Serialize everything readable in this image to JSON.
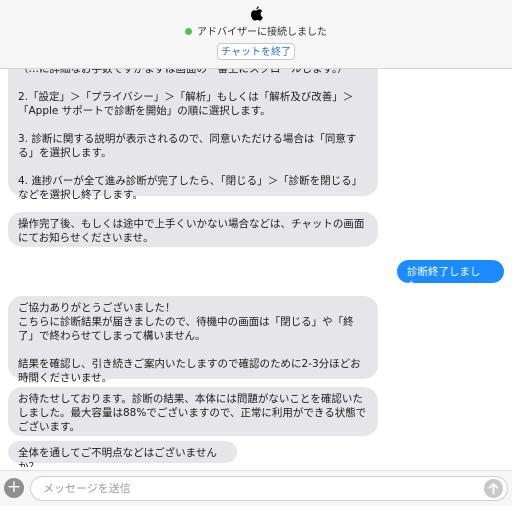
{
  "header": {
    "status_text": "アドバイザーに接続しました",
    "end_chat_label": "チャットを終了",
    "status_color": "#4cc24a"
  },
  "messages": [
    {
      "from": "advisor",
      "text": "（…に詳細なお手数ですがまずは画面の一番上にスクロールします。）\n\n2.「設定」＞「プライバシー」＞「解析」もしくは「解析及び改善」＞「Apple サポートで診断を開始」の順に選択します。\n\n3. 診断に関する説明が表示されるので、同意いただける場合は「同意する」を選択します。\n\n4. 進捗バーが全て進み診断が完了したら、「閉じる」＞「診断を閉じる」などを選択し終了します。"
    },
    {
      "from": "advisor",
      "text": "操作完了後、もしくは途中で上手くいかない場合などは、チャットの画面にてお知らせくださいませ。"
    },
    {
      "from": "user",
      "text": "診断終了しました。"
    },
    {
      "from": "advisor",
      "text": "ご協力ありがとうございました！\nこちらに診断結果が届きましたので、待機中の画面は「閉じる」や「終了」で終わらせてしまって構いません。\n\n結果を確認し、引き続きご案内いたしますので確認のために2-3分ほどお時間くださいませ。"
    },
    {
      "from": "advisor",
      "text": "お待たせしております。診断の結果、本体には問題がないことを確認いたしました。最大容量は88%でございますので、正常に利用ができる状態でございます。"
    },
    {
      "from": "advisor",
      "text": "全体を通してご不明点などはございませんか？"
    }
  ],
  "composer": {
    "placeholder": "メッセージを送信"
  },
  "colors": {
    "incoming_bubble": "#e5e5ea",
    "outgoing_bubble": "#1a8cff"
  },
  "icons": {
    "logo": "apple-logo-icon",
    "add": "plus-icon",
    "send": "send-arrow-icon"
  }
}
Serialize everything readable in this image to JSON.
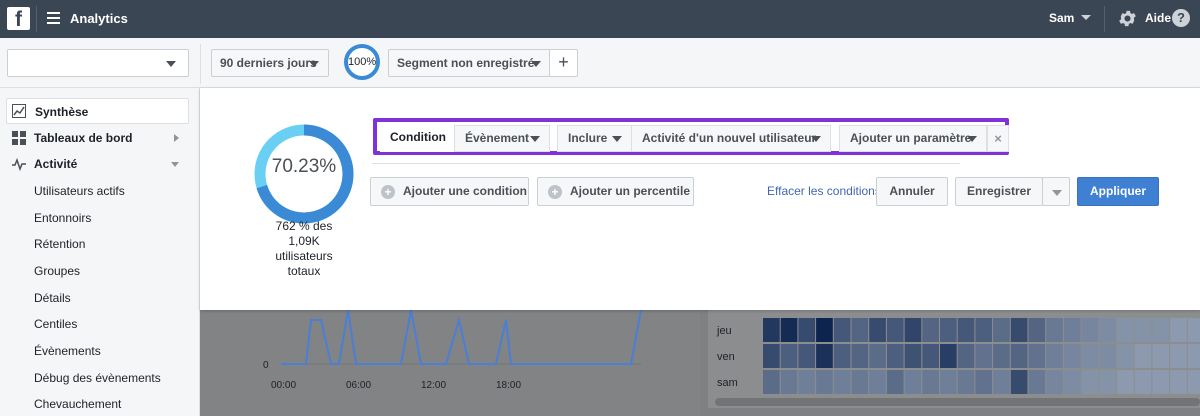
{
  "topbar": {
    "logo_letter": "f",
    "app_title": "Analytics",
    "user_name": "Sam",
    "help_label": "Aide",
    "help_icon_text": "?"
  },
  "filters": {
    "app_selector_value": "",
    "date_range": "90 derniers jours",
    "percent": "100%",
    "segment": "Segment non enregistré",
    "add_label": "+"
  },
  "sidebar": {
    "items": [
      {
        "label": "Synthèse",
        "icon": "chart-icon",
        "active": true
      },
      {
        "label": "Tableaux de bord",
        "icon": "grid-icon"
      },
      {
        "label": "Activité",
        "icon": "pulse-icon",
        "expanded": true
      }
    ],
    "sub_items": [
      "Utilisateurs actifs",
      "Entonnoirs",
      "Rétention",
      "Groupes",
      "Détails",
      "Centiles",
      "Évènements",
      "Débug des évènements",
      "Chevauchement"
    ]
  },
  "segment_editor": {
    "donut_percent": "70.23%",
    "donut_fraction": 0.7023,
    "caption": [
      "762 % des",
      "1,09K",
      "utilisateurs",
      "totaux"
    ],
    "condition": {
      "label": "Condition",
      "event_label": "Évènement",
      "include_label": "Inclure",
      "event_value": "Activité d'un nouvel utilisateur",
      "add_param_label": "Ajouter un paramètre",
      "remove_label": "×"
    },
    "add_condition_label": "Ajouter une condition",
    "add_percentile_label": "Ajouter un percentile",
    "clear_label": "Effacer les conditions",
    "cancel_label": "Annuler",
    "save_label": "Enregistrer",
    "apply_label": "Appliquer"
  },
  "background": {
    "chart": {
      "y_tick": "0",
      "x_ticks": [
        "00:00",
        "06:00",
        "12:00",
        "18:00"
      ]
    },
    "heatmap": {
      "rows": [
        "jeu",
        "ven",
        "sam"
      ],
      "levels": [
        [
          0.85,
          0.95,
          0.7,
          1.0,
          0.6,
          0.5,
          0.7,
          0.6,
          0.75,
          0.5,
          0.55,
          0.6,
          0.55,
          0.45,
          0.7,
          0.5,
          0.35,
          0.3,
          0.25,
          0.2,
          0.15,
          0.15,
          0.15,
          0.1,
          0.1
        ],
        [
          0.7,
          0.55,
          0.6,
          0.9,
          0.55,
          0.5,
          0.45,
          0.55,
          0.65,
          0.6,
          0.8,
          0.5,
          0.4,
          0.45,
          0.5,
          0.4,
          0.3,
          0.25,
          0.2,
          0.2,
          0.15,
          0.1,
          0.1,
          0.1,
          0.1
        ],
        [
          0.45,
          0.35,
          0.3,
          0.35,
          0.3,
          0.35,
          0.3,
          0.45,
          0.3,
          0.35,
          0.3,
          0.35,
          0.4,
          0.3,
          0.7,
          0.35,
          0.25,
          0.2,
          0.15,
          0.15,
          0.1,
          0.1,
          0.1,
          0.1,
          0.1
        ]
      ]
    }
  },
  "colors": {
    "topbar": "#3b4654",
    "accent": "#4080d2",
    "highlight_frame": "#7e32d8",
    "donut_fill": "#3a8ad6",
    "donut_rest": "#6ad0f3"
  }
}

::::

_EXERCISE DESCRIPTION_: Copy all of the entries verbatim, leaving out any pictures they contain.

_THE RESULT_:
Serialize everything readable in this image to JSON.
{
  "header": {
    "status_text": "アドバイザーに接続しました",
    "end_chat_label": "チャットを終了",
    "status_color": "#4cc24a"
  },
  "messages": [
    {
      "from": "advisor",
      "text": "（…に詳細なお手数ですがまずは画面の一番上にスクロールします。）\n\n2.「設定」＞「プライバシー」＞「解析」もしくは「解析及び改善」＞「Apple サポートで診断を開始」の順に選択します。\n\n3. 診断に関する説明が表示されるので、同意いただける場合は「同意する」を選択します。\n\n4. 進捗バーが全て進み診断が完了したら、「閉じる」＞「診断を閉じる」などを選択し終了します。"
    },
    {
      "from": "advisor",
      "text": "操作完了後、もしくは途中で上手くいかない場合などは、チャットの画面にてお知らせくださいませ。"
    },
    {
      "from": "user",
      "text": "診断終了しました。"
    },
    {
      "from": "advisor",
      "text": "ご協力ありがとうございました！\nこちらに診断結果が届きましたので、待機中の画面は「閉じる」や「終了」で終わらせてしまって構いません。\n\n結果を確認し、引き続きご案内いたしますので確認のために2-3分ほどお時間くださいませ。"
    },
    {
      "from": "advisor",
      "text": "お待たせしております。診断の結果、本体には問題がないことを確認いたしました。最大容量は88%でございますので、正常に利用ができる状態でございます。"
    },
    {
      "from": "advisor",
      "text": "全体を通してご不明点などはございませんか？"
    }
  ],
  "composer": {
    "placeholder": "メッセージを送信"
  },
  "colors": {
    "incoming_bubble": "#e5e5ea",
    "outgoing_bubble": "#1a8cff"
  },
  "icons": {
    "logo": "apple-logo-icon",
    "add": "plus-icon",
    "send": "send-arrow-icon"
  }
}
Serialize everything readable in this image to JSON.
{
  "topbar": {
    "logo_letter": "f",
    "app_title": "Analytics",
    "user_name": "Sam",
    "help_label": "Aide",
    "help_icon_text": "?"
  },
  "filters": {
    "app_selector_value": "",
    "date_range": "90 derniers jours",
    "percent": "100%",
    "segment": "Segment non enregistré",
    "add_label": "+"
  },
  "sidebar": {
    "items": [
      {
        "label": "Synthèse",
        "icon": "chart-icon",
        "active": true
      },
      {
        "label": "Tableaux de bord",
        "icon": "grid-icon"
      },
      {
        "label": "Activité",
        "icon": "pulse-icon",
        "expanded": true
      }
    ],
    "sub_items": [
      "Utilisateurs actifs",
      "Entonnoirs",
      "Rétention",
      "Groupes",
      "Détails",
      "Centiles",
      "Évènements",
      "Débug des évènements",
      "Chevauchement"
    ]
  },
  "segment_editor": {
    "donut_percent": "70.23%",
    "donut_fraction": 0.7023,
    "caption": [
      "762 % des",
      "1,09K",
      "utilisateurs",
      "totaux"
    ],
    "condition": {
      "label": "Condition",
      "event_label": "Évènement",
      "include_label": "Inclure",
      "event_value": "Activité d'un nouvel utilisateur",
      "add_param_label": "Ajouter un paramètre",
      "remove_label": "×"
    },
    "add_condition_label": "Ajouter une condition",
    "add_percentile_label": "Ajouter un percentile",
    "clear_label": "Effacer les conditions",
    "cancel_label": "Annuler",
    "save_label": "Enregistrer",
    "apply_label": "Appliquer"
  },
  "background": {
    "chart": {
      "y_tick": "0",
      "x_ticks": [
        "00:00",
        "06:00",
        "12:00",
        "18:00"
      ]
    },
    "heatmap": {
      "rows": [
        "jeu",
        "ven",
        "sam"
      ],
      "levels": [
        [
          0.85,
          0.95,
          0.7,
          1.0,
          0.6,
          0.5,
          0.7,
          0.6,
          0.75,
          0.5,
          0.55,
          0.6,
          0.55,
          0.45,
          0.7,
          0.5,
          0.35,
          0.3,
          0.25,
          0.2,
          0.15,
          0.15,
          0.15,
          0.1,
          0.1
        ],
        [
          0.7,
          0.55,
          0.6,
          0.9,
          0.55,
          0.5,
          0.45,
          0.55,
          0.65,
          0.6,
          0.8,
          0.5,
          0.4,
          0.45,
          0.5,
          0.4,
          0.3,
          0.25,
          0.2,
          0.2,
          0.15,
          0.1,
          0.1,
          0.1,
          0.1
        ],
        [
          0.45,
          0.35,
          0.3,
          0.35,
          0.3,
          0.35,
          0.3,
          0.45,
          0.3,
          0.35,
          0.3,
          0.35,
          0.4,
          0.3,
          0.7,
          0.35,
          0.25,
          0.2,
          0.15,
          0.15,
          0.1,
          0.1,
          0.1,
          0.1,
          0.1
        ]
      ]
    }
  },
  "colors": {
    "topbar": "#3b4654",
    "accent": "#4080d2",
    "highlight_frame": "#7e32d8",
    "donut_fill": "#3a8ad6",
    "donut_rest": "#6ad0f3"
  }
}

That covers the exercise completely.